Task instructions: Write out all of the data without omission, exactly as shown.

Records shown:

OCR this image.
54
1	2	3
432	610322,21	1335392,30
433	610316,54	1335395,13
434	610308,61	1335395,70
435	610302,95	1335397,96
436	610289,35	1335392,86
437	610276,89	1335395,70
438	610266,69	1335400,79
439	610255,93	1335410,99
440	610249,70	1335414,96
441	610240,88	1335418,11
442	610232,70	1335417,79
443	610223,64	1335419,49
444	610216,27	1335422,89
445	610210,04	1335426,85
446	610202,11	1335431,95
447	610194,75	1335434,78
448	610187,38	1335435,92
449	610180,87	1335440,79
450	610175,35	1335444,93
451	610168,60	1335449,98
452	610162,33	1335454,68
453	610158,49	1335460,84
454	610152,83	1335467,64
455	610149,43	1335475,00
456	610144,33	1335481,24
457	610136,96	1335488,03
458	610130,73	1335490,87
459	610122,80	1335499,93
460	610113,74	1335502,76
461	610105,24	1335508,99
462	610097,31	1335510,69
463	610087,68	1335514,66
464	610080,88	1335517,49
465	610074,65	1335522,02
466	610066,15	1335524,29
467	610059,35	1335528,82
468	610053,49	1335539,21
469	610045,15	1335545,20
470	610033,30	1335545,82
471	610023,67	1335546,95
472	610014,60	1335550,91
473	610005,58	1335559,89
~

Output for this task:
OCR this image.
54
1	2	3
432	610322,21	1335392,30
433	610316,54	1335395,13
434	610308,61	1335395,70
435	610302,95	1335397,96
436	610289,35	1335392,86
437	610276,89	1335395,70
438	610266,69	1335400,79
439	610255,93	1335410,99
440	610249,70	1335414,96
441	610240,88	1335418,11
442	610232,70	1335417,79
443	610223,64	1335419,49
444	610216,27	1335422,89
445	610210,04	1335426,85
446	610202,11	1335431,95
447	610194,75	1335434,78
448	610187,38	1335435,92
449	610180,87	1335440,79
450	610175,35	1335444,93
451	610168,60	1335449,98
452	610162,33	1335454,68
453	610158,49	1335460,84
454	610152,83	1335467,64
455	610149,43	1335475,00
456	610144,33	1335481,24
457	610136,96	1335488,03
458	610130,73	1335490,87
459	610122,80	1335499,93
460	610113,74	1335502,76
461	610105,24	1335508,99
462	610097,31	1335510,69
463	610087,68	1335514,66
464	610080,88	1335517,49
465	610074,65	1335522,02
466	610066,15	1335524,29
467	610059,35	1335528,82
468	610053,49	1335539,21
469	610045,15	1335545,20
470	610033,30	1335545,82
471	610023,67	1335546,95
472	610014,60	1335550,91
473	610005,58	1335559,89
~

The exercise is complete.